What you have to do: Reproduce the material word for word, starting at its first line and ending at the line that contains "series-layer: [135, 97, 852, 575]".

Items:

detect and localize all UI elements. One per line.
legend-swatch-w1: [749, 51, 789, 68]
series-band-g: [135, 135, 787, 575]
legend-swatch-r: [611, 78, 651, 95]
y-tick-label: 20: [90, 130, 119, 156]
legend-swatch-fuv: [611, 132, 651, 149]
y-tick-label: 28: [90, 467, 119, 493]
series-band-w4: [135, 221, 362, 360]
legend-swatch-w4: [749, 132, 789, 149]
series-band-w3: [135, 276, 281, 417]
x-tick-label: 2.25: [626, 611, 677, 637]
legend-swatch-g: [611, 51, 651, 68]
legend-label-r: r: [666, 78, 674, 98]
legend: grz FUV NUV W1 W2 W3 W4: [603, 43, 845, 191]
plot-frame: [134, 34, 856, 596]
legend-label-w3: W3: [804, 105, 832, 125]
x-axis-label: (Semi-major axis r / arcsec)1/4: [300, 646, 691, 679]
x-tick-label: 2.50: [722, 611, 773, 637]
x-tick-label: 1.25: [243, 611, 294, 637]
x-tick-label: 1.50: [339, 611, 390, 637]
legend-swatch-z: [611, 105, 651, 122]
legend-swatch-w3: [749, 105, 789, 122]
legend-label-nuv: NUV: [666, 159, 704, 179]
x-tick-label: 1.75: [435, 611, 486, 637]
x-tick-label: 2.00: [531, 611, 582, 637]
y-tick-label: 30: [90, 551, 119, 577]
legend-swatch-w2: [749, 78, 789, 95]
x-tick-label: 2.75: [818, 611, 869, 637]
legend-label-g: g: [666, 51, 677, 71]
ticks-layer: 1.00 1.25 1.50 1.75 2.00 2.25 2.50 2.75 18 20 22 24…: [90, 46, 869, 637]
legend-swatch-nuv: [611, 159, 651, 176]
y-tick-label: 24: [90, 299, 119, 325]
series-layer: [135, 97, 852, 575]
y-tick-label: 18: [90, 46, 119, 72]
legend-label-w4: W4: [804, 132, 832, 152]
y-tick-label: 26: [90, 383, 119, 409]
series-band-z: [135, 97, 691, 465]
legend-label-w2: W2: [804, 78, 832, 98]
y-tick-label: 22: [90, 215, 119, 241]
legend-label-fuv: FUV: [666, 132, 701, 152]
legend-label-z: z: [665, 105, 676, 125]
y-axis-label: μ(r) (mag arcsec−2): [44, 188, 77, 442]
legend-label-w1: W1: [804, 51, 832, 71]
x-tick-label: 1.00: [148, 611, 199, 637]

Finished task:
detect and localize all UI elements. One per line.
legend-swatch-w1: [749, 51, 789, 68]
series-band-g: [135, 135, 787, 575]
legend-swatch-r: [611, 78, 651, 95]
y-tick-label: 20: [90, 130, 119, 156]
legend-swatch-fuv: [611, 132, 651, 149]
y-tick-label: 28: [90, 467, 119, 493]
series-band-w4: [135, 221, 362, 360]
legend-swatch-w4: [749, 132, 789, 149]
series-band-w3: [135, 276, 281, 417]
x-tick-label: 2.25: [626, 611, 677, 637]
legend-swatch-g: [611, 51, 651, 68]
legend-label-r: r: [666, 78, 674, 98]
legend: grz FUV NUV W1 W2 W3 W4: [603, 43, 845, 191]
plot-frame: [134, 34, 856, 596]
legend-label-w3: W3: [804, 105, 832, 125]
x-axis-label: (Semi-major axis r / arcsec)1/4: [300, 646, 691, 679]
x-tick-label: 2.50: [722, 611, 773, 637]
x-tick-label: 1.25: [243, 611, 294, 637]
x-tick-label: 1.50: [339, 611, 390, 637]
legend-swatch-z: [611, 105, 651, 122]
legend-swatch-w3: [749, 105, 789, 122]
legend-label-nuv: NUV: [666, 159, 704, 179]
x-tick-label: 1.75: [435, 611, 486, 637]
x-tick-label: 2.00: [531, 611, 582, 637]
y-tick-label: 30: [90, 551, 119, 577]
legend-swatch-w2: [749, 78, 789, 95]
x-tick-label: 2.75: [818, 611, 869, 637]
legend-label-g: g: [666, 51, 677, 71]
ticks-layer: 1.00 1.25 1.50 1.75 2.00 2.25 2.50 2.75 18 20 22 24…: [90, 46, 869, 637]
legend-swatch-nuv: [611, 159, 651, 176]
y-tick-label: 24: [90, 299, 119, 325]
series-layer: [135, 97, 852, 575]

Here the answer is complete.